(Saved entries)
▼

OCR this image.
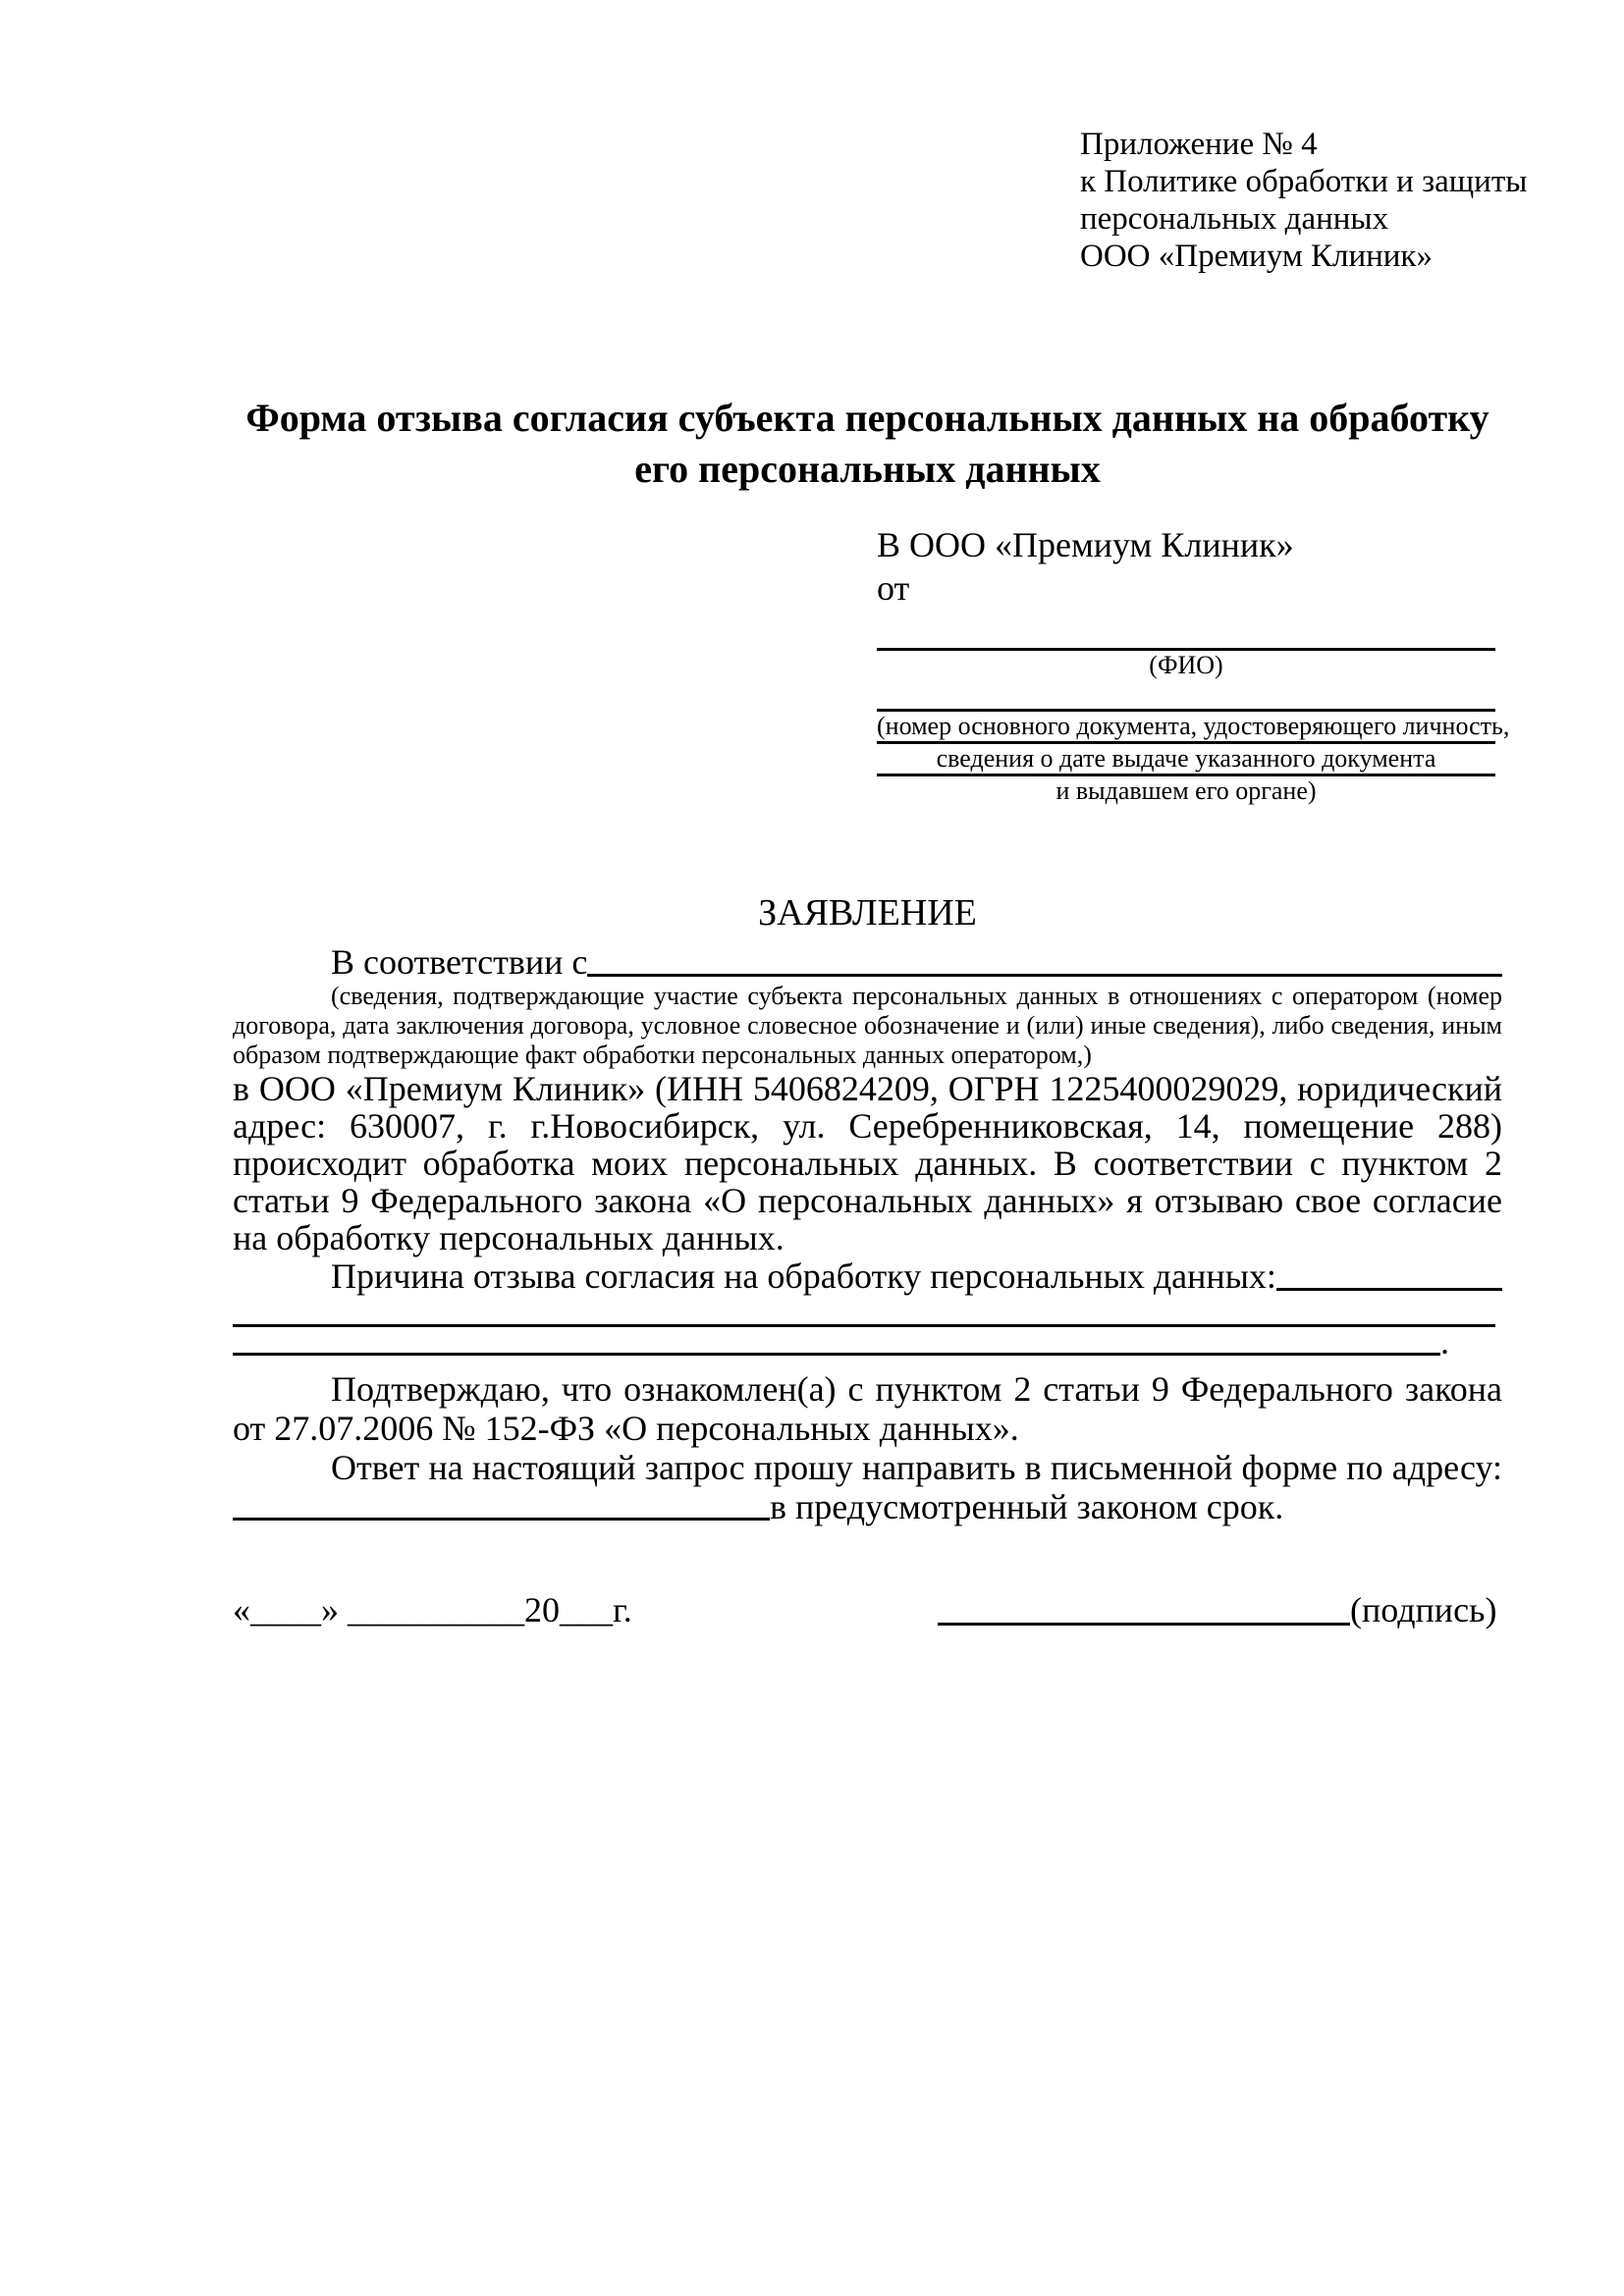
Приложение № 4
к Политике обработки и защиты
персональных данных
ООО «Премиум Клиник»
Форма отзыва согласия субъекта персональных данных на обработку
его персональных данных
В ООО «Премиум Клиник»
от
(ФИО)
(номер основного документа, удостоверяющего личность,
сведения о дате выдаче указанного документа
и выдавшем его органе)
ЗАЯВЛЕНИЕ
В соответствии с
(сведения, подтверждающие участие субъекта персональных данных в отношениях с оператором (номер договора, дата заключения договора, условное словесное обозначение и (или) иные сведения), либо сведения, иным образом подтверждающие факт обработки персональных данных оператором,)
в ООО «Премиум Клиник» (ИНН 5406824209, ОГРН 1225400029029, юридический адрес: 630007, г. г.Новосибирск, ул. Серебренниковская, 14, помещение 288) происходит обработка моих персональных данных. В соответствии с пунктом 2 статьи 9 Федерального закона «О персональных данных» я отзываю свое согласие на обработку персональных данных.
Причина отзыва согласия на обработку персональных данных:
.
Подтверждаю, что ознакомлен(а) с пунктом 2 статьи 9 Федерального закона от 27.07.2006 № 152-ФЗ «О персональных данных».
Ответ на настоящий запрос прошу направить в письменной форме по адресу:
в предусмотренный законом срок.
«____» __________20___г.	(подпись)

▲

:: The request ::
Return each line that includes "закона".

:: Task output ::
в ООО «Премиум Клиник» (ИНН 5406824209, ОГРН 1225400029029, юридический адрес: 630007, г. г.Новосибирск, ул. Серебренниковская, 14, помещение 288) происходит обработка моих персональных данных. В соответствии с пунктом 2 статьи 9 Федерального закона «О персональных данных» я отзываю свое согласие на обработку персональных данных.
Подтверждаю, что ознакомлен(а) с пунктом 2 статьи 9 Федерального закона от 27.07.2006 № 152-ФЗ «О персональных данных».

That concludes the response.